**Stated problem:** Copy out each line featuring the string "โดยอ" from the entries beneath.

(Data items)
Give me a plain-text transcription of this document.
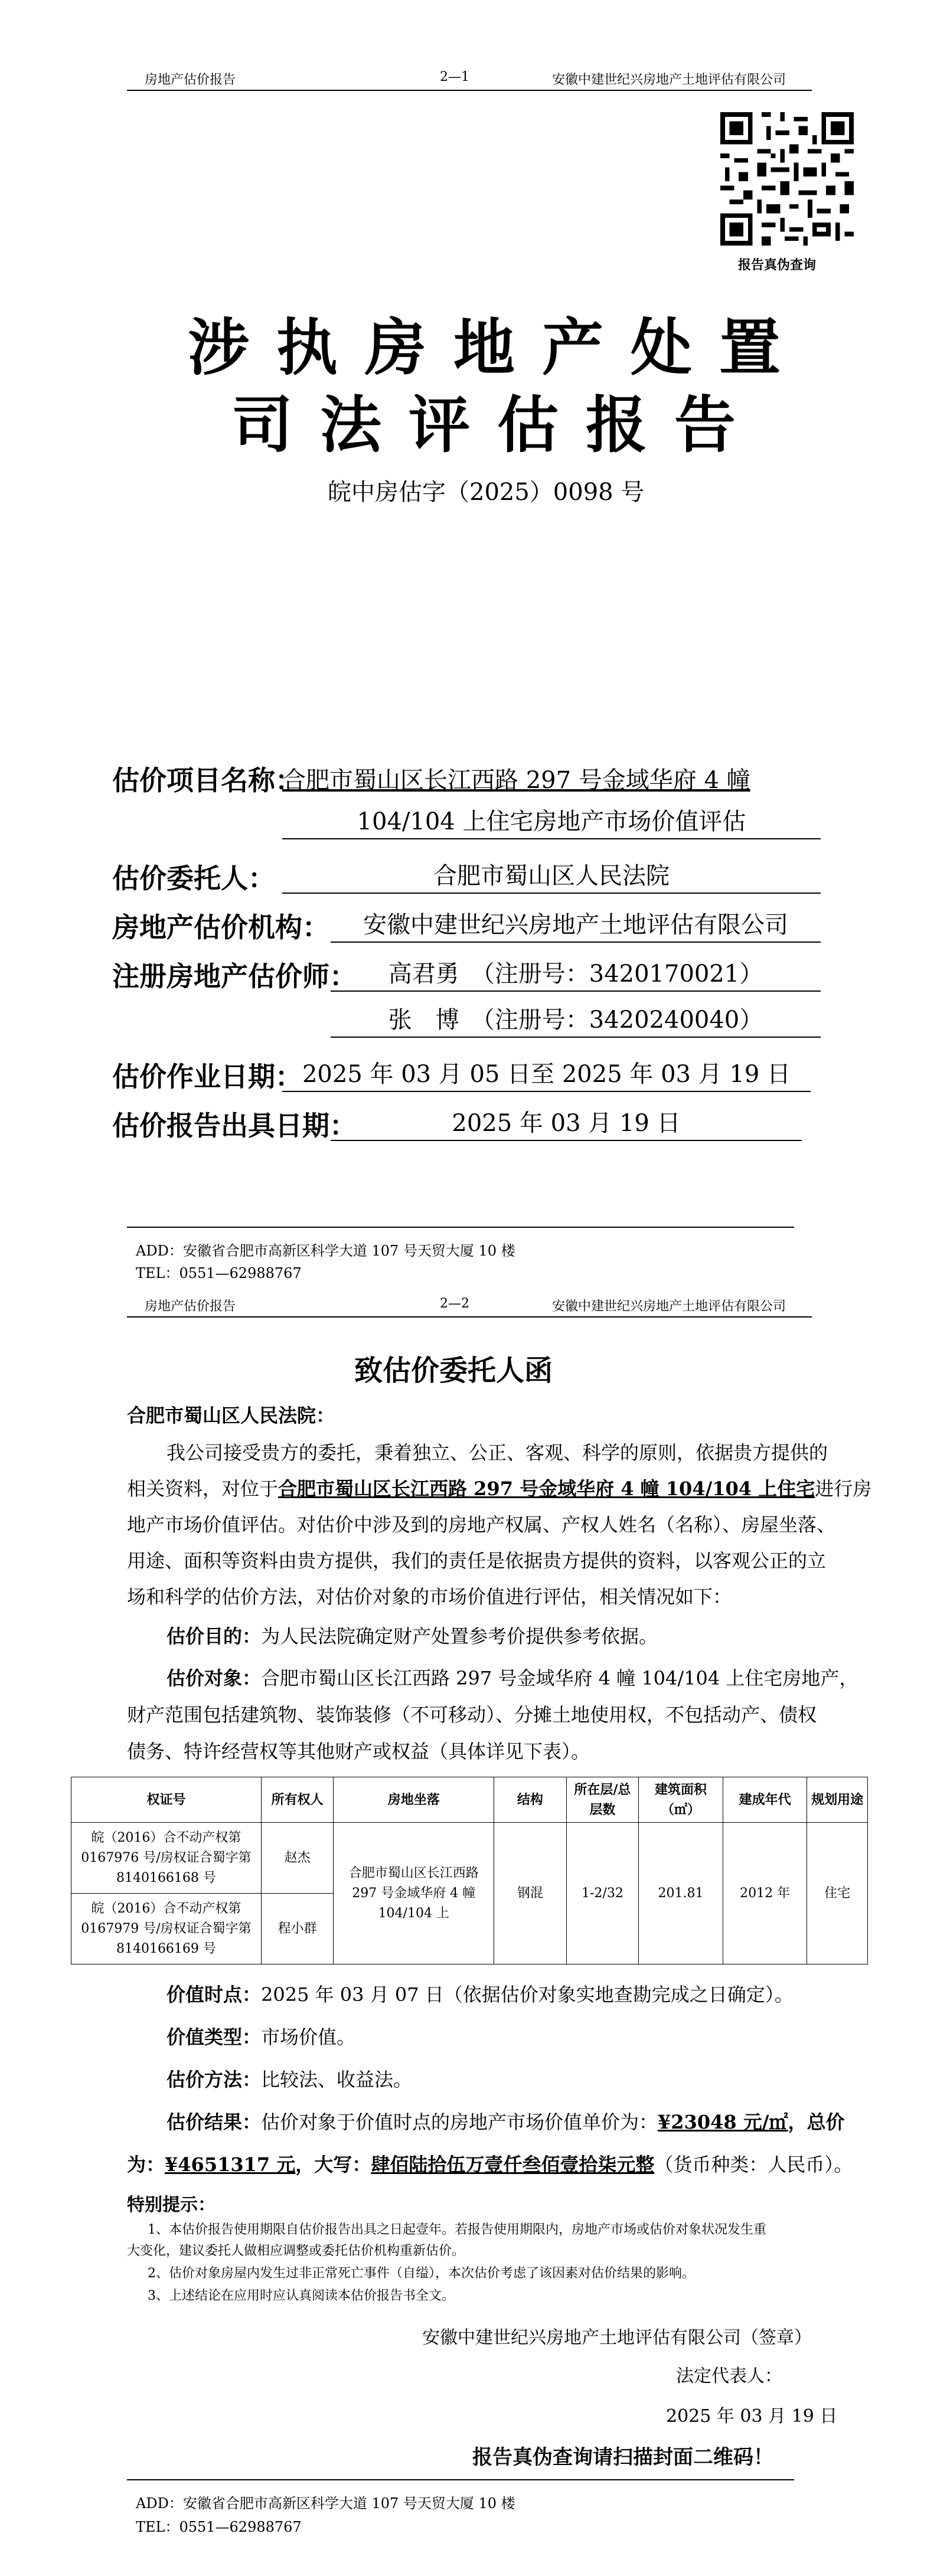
房地产估价报告	2—1	安徽中建世纪兴房地产土地评估有限公司
报告真伪查询
涉执房地产处置
司法评估报告
皖中房估字（2025）0098 号
估价项目名称：
合肥市蜀山区长江西路 297 号金域华府 4 幢
104/104 上住宅房地产市场价值评估
估价委托人：	合肥市蜀山区人民法院
房地产估价机构：	安徽中建世纪兴房地产土地评估有限公司
注册房地产估价师：	高君勇　（注册号：3420170021）
张　博　（注册号：3420240040）
估价作业日期： 2025 年 03 月 05 日至 2025 年 03 月 19 日
估价报告出具日期：	2025 年 03 月 19 日
ADD：安徽省合肥市高新区科学大道 107 号天贸大厦 10 楼
TEL：0551—62988767
房地产估价报告	2—2	安徽中建世纪兴房地产土地评估有限公司
致估价委托人函
合肥市蜀山区人民法院：
我公司接受贵方的委托，秉着独立、公正、客观、科学的原则，依据贵方提供的
相关资料，对位于合肥市蜀山区长江西路 297 号金域华府 4 幢 104/104 上住宅进行房
地产市场价值评估。对估价中涉及到的房地产权属、产权人姓名（名称）、房屋坐落、
用途、面积等资料由贵方提供，我们的责任是依据贵方提供的资料，以客观公正的立
场和科学的估价方法，对估价对象的市场价值进行评估，相关情况如下：
估价目的：为人民法院确定财产处置参考价提供参考依据。
估价对象：合肥市蜀山区长江西路 297 号金域华府 4 幢 104/104 上住宅房地产，
财产范围包括建筑物、装饰装修（不可移动）、分摊土地使用权，不包括动产、债权
债务、特许经营权等其他财产或权益（具体详见下表）。
权证号	所有权人	房地坐落	结构	所在层/总层数	建筑面积（㎡）	建成年代	规划用途
皖（2016）合不动产权第 0167976 号/房权证合蜀字第 8140166168 号	赵杰	合肥市蜀山区长江西路 297 号金域华府 4 幢 104/104 上	钢混	1-2/32	201.81	2012 年	住宅
皖（2016）合不动产权第 0167979 号/房权证合蜀字第 8140166169 号	程小群						
价值时点：2025 年 03 月 07 日（依据估价对象实地查勘完成之日确定）。
价值类型：市场价值。
估价方法：比较法、收益法。
估价结果：估价对象于价值时点的房地产市场价值单价为：¥23048 元/㎡，总价
为：¥4651317 元，大写：肆佰陆拾伍万壹仟叁佰壹拾柒元整（货币种类：人民币）。
特别提示：
1、本估价报告使用期限自估价报告出具之日起壹年。若报告使用期限内，房地产市场或估价对象状况发生重
大变化，建议委托人做相应调整或委托估价机构重新估价。
2、估价对象房屋内发生过非正常死亡事件（自缢），本次估价考虑了该因素对估价结果的影响。
3、上述结论在应用时应认真阅读本估价报告书全文。
安徽中建世纪兴房地产土地评估有限公司（签章）
法定代表人：
2025 年 03 月 19 日
报告真伪查询请扫描封面二维码！
ADD：安徽省合肥市高新区科学大道 107 号天贸大厦 10 楼
TEL：0551—62988767
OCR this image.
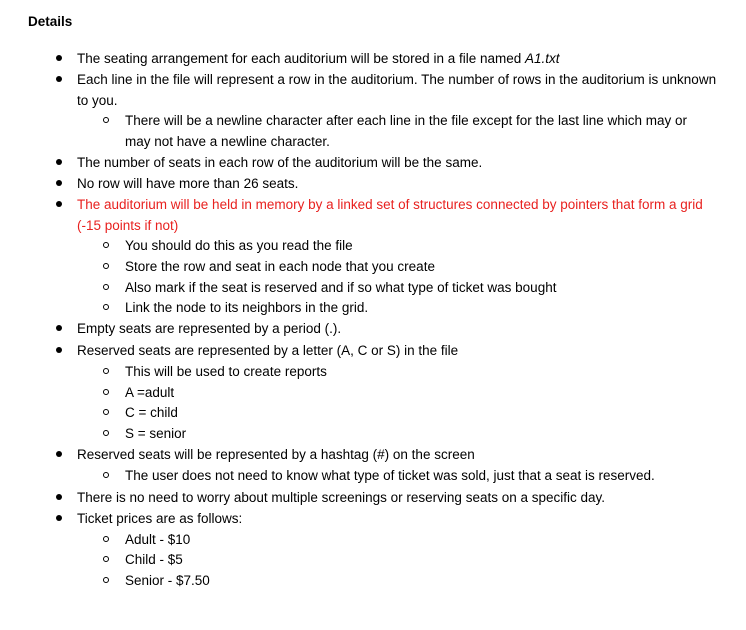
Details
The seating arrangement for each auditorium will be stored in a file named A1.txt
Each line in the file will represent a row in the auditorium. The number of rows in the auditorium is unknown to you.
There will be a newline character after each line in the file except for the last line which may or may not have a newline character.
The number of seats in each row of the auditorium will be the same.
No row will have more than 26 seats.
The auditorium will be held in memory by a linked set of structures connected by pointers that form a grid (-15 points if not)
You should do this as you read the file
Store the row and seat in each node that you create
Also mark if the seat is reserved and if so what type of ticket was bought
Link the node to its neighbors in the grid.
Empty seats are represented by a period (.).
Reserved seats are represented by a letter (A, C or S) in the file
This will be used to create reports
A =adult
C = child
S = senior
Reserved seats will be represented by a hashtag (#) on the screen
The user does not need to know what type of ticket was sold, just that a seat is reserved.
There is no need to worry about multiple screenings or reserving seats on a specific day.
Ticket prices are as follows:
Adult - $10
Child - $5
Senior - $7.50
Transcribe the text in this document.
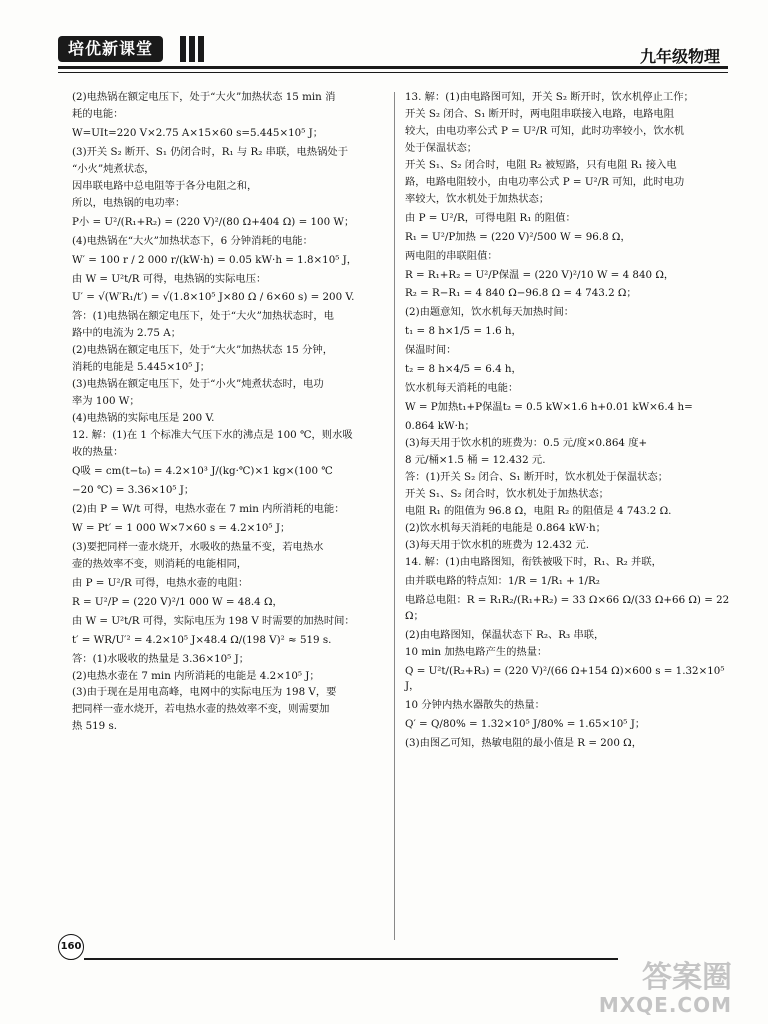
培优新课堂	九年级物理

(2)电热锅在额定电压下，处于“大火”加热状态 15 min 消

耗的电能：

W=UIt=220 V×2.75 A×15×60 s=5.445×10⁵ J；

(3)开关 S₂ 断开、S₁ 仍闭合时，R₁ 与 R₂ 串联，电热锅处于

“小火”炖煮状态，

因串联电路中总电阻等于各分电阻之和，

所以，电热锅的电功率：

P小 = U²/(R₁+R₂) = (220 V)²/(80 Ω+404 Ω) = 100 W；

(4)电热锅在“大火”加热状态下，6 分钟消耗的电能：

W′ = 100 r / 2 000 r/(kW·h) = 0.05 kW·h = 1.8×10⁵ J，

由 W = U²t/R 可得，电热锅的实际电压：

U′ = √(W′R₁/t′) = √(1.8×10⁵ J×80 Ω / 6×60 s) = 200 V.

答：(1)电热锅在额定电压下，处于“大火”加热状态时，电

路中的电流为 2.75 A；

(2)电热锅在额定电压下，处于“大火”加热状态 15 分钟，

消耗的电能是 5.445×10⁵ J；

(3)电热锅在额定电压下，处于“小火”炖煮状态时，电功

率为 100 W；

(4)电热锅的实际电压是 200 V.

12. 解：(1)在 1 个标准大气压下水的沸点是 100 ℃，则水吸

收的热量：

Q吸 = cm(t−t₀) = 4.2×10³ J/(kg·℃)×1 kg×(100 ℃

−20 ℃) = 3.36×10⁵ J；

(2)由 P = W/t 可得，电热水壶在 7 min 内所消耗的电能：

W = Pt′ = 1 000 W×7×60 s = 4.2×10⁵ J；

(3)要把同样一壶水烧开，水吸收的热量不变，若电热水

壶的热效率不变，则消耗的电能相同，

由 P = U²/R 可得，电热水壶的电阻：

R = U²/P = (220 V)²/1 000 W = 48.4 Ω，

由 W = U²t/R 可得，实际电压为 198 V 时需要的加热时间：

t′ = WR/U′² = 4.2×10⁵ J×48.4 Ω/(198 V)² ≈ 519 s.

答：(1)水吸收的热量是 3.36×10⁵ J；

(2)电热水壶在 7 min 内所消耗的电能是 4.2×10⁵ J；

(3)由于现在是用电高峰，电网中的实际电压为 198 V，要

把同样一壶水烧开，若电热水壶的热效率不变，则需要加

热 519 s.

13. 解：(1)由电路图可知，开关 S₂ 断开时，饮水机停止工作；

开关 S₂ 闭合、S₁ 断开时，两电阻串联接入电路，电路电阻

较大，由电功率公式 P = U²/R 可知，此时功率较小，饮水机

处于保温状态；

开关 S₁、S₂ 闭合时，电阻 R₂ 被短路，只有电阻 R₁ 接入电

路，电路电阻较小，由电功率公式 P = U²/R 可知，此时电功

率较大，饮水机处于加热状态；

由 P = U²/R，可得电阻 R₁ 的阻值：

R₁ = U²/P加热 = (220 V)²/500 W = 96.8 Ω，

两电阻的串联阻值：

R = R₁+R₂ = U²/P保温 = (220 V)²/10 W = 4 840 Ω，

R₂ = R−R₁ = 4 840 Ω−96.8 Ω = 4 743.2 Ω；

(2)由题意知，饮水机每天加热时间：

t₁ = 8 h×1/5 = 1.6 h，

保温时间：

t₂ = 8 h×4/5 = 6.4 h，

饮水机每天消耗的电能：

W = P加热t₁+P保温t₂ = 0.5 kW×1.6 h+0.01 kW×6.4 h=

0.864 kW·h；

(3)每天用于饮水机的班费为：0.5 元/度×0.864 度+

8 元/桶×1.5 桶 = 12.432 元.

答：(1)开关 S₂ 闭合、S₁ 断开时，饮水机处于保温状态；

开关 S₁、S₂ 闭合时，饮水机处于加热状态；

电阻 R₁ 的阻值为 96.8 Ω，电阻 R₂ 的阻值是 4 743.2 Ω.

(2)饮水机每天消耗的电能是 0.864 kW·h；

(3)每天用于饮水机的班费为 12.432 元.

14. 解：(1)由电路图知，衔铁被吸下时，R₁、R₂ 并联，

由并联电路的特点知：1/R = 1/R₁ + 1/R₂

电路总电阻：R = R₁R₂/(R₁+R₂) = 33 Ω×66 Ω/(33 Ω+66 Ω) = 22 Ω；

(2)由电路图知，保温状态下 R₂、R₃ 串联，

10 min 加热电路产生的热量：

Q = U²t/(R₂+R₃) = (220 V)²/(66 Ω+154 Ω)×600 s = 1.32×10⁵ J，

10 分钟内热水器散失的热量：

Q′ = Q/80% = 1.32×10⁵ J/80% = 1.65×10⁵ J；

(3)由图乙可知，热敏电阻的最小值是 R = 200 Ω，

160
答案圈
MXQE.COM
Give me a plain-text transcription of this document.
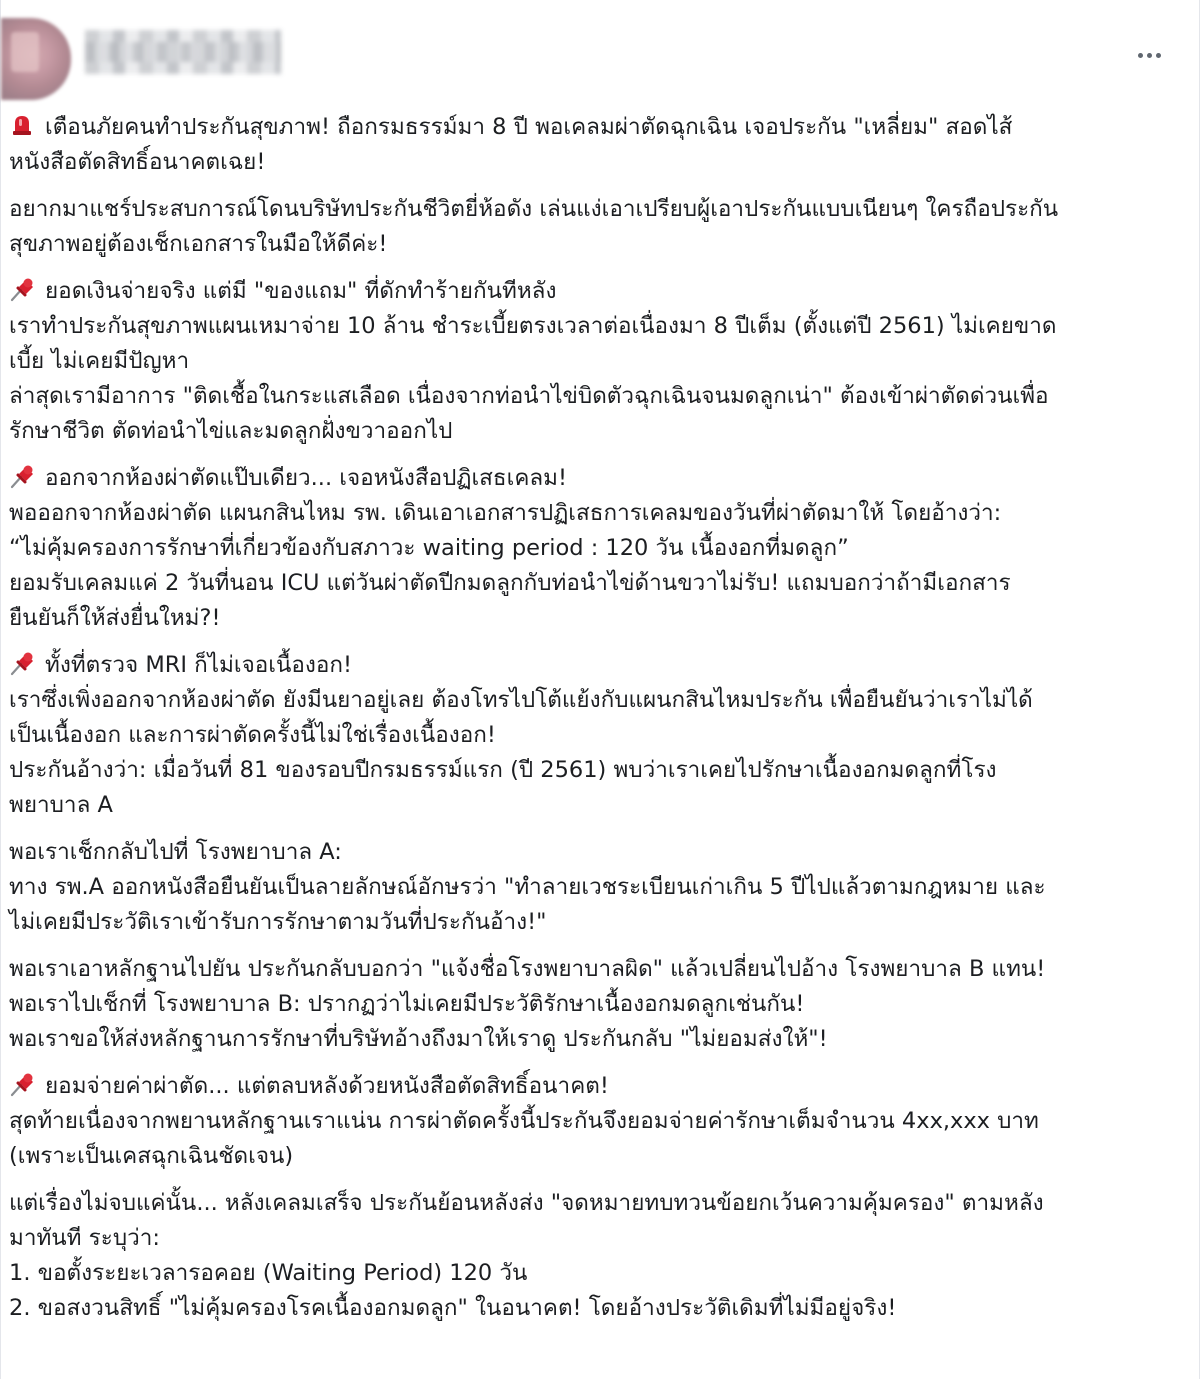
เตือนภัยคนทำประกันสุขภาพ! ถือกรมธรรม์มา 8 ปี พอเคลมผ่าตัดฉุกเฉิน เจอประกัน "เหลี่ยม" สอดไส้
หนังสือตัดสิทธิ์อนาคตเฉย!
อยากมาแชร์ประสบการณ์โดนบริษัทประกันชีวิตยี่ห้อดัง เล่นแง่เอาเปรียบผู้เอาประกันแบบเนียนๆ ใครถือประกัน
สุขภาพอยู่ต้องเช็กเอกสารในมือให้ดีค่ะ!
ยอดเงินจ่ายจริง แต่มี "ของแถม" ที่ดักทำร้ายกันทีหลัง
เราทำประกันสุขภาพแผนเหมาจ่าย 10 ล้าน ชำระเบี้ยตรงเวลาต่อเนื่องมา 8 ปีเต็ม (ตั้งแต่ปี 2561) ไม่เคยขาด
เบี้ย ไม่เคยมีปัญหา
ล่าสุดเรามีอาการ "ติดเชื้อในกระแสเลือด เนื่องจากท่อนำไข่บิดตัวฉุกเฉินจนมดลูกเน่า" ต้องเข้าผ่าตัดด่วนเพื่อ
รักษาชีวิต ตัดท่อนำไข่และมดลูกฝั่งขวาออกไป
ออกจากห้องผ่าตัดแป๊บเดียว... เจอหนังสือปฏิเสธเคลม!
พอออกจากห้องผ่าตัด แผนกสินไหม รพ. เดินเอาเอกสารปฏิเสธการเคลมของวันที่ผ่าตัดมาให้ โดยอ้างว่า:
“ไม่คุ้มครองการรักษาที่เกี่ยวข้องกับสภาวะ waiting period : 120 วัน เนื้องอกที่มดลูก”
ยอมรับเคลมแค่ 2 วันที่นอน ICU แต่วันผ่าตัดปีกมดลูกกับท่อนำไข่ด้านขวาไม่รับ! แถมบอกว่าถ้ามีเอกสาร
ยืนยันก็ให้ส่งยื่นใหม่?!
ทั้งที่ตรวจ MRI ก็ไม่เจอเนื้องอก!
เราซึ่งเพิ่งออกจากห้องผ่าตัด ยังมีนยาอยู่เลย ต้องโทรไปโต้แย้งกับแผนกสินไหมประกัน เพื่อยืนยันว่าเราไม่ได้
เป็นเนื้องอก และการผ่าตัดครั้งนี้ไม่ใช่เรื่องเนื้องอก!
ประกันอ้างว่า: เมื่อวันที่ 81 ของรอบปีกรมธรรม์แรก (ปี 2561) พบว่าเราเคยไปรักษาเนื้องอกมดลูกที่โรง
พยาบาล A
พอเราเช็กกลับไปที่ โรงพยาบาล A:
ทาง รพ.A ออกหนังสือยืนยันเป็นลายลักษณ์อักษรว่า "ทำลายเวชระเบียนเก่าเกิน 5 ปีไปแล้วตามกฎหมาย และ
ไม่เคยมีประวัติเราเข้ารับการรักษาตามวันที่ประกันอ้าง!"
พอเราเอาหลักฐานไปยัน ประกันกลับบอกว่า "แจ้งชื่อโรงพยาบาลผิด" แล้วเปลี่ยนไปอ้าง โรงพยาบาล B แทน!
พอเราไปเช็กที่ โรงพยาบาล B: ปรากฏว่าไม่เคยมีประวัติรักษาเนื้องอกมดลูกเช่นกัน!
พอเราขอให้ส่งหลักฐานการรักษาที่บริษัทอ้างถึงมาให้เราดู ประกันกลับ "ไม่ยอมส่งให้"!
ยอมจ่ายค่าผ่าตัด... แต่ตลบหลังด้วยหนังสือตัดสิทธิ์อนาคต!
สุดท้ายเนื่องจากพยานหลักฐานเราแน่น การผ่าตัดครั้งนี้ประกันจึงยอมจ่ายค่ารักษาเต็มจำนวน 4xx,xxx บาท
(เพราะเป็นเคสฉุกเฉินชัดเจน)
แต่เรื่องไม่จบแค่นั้น... หลังเคลมเสร็จ ประกันย้อนหลังส่ง "จดหมายทบทวนข้อยกเว้นความคุ้มครอง" ตามหลัง
มาทันที ระบุว่า:
1. ขอตั้งระยะเวลารอคอย (Waiting Period) 120 วัน
2. ขอสงวนสิทธิ์ "ไม่คุ้มครองโรคเนื้องอกมดลูก" ในอนาคต! โดยอ้างประวัติเดิมที่ไม่มีอยู่จริง!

**Solution to this task:**
พอออกจากห้องผ่าตัด แผนกสินไหม รพ. เดินเอาเอกสารปฏิเสธการเคลมของวันที่ผ่าตัดมาให้ โดยอ้างว่า:
2. ขอสงวนสิทธิ์ "ไม่คุ้มครองโรคเนื้องอกมดลูก" ในอนาคต! โดยอ้างประวัติเดิมที่ไม่มีอยู่จริง!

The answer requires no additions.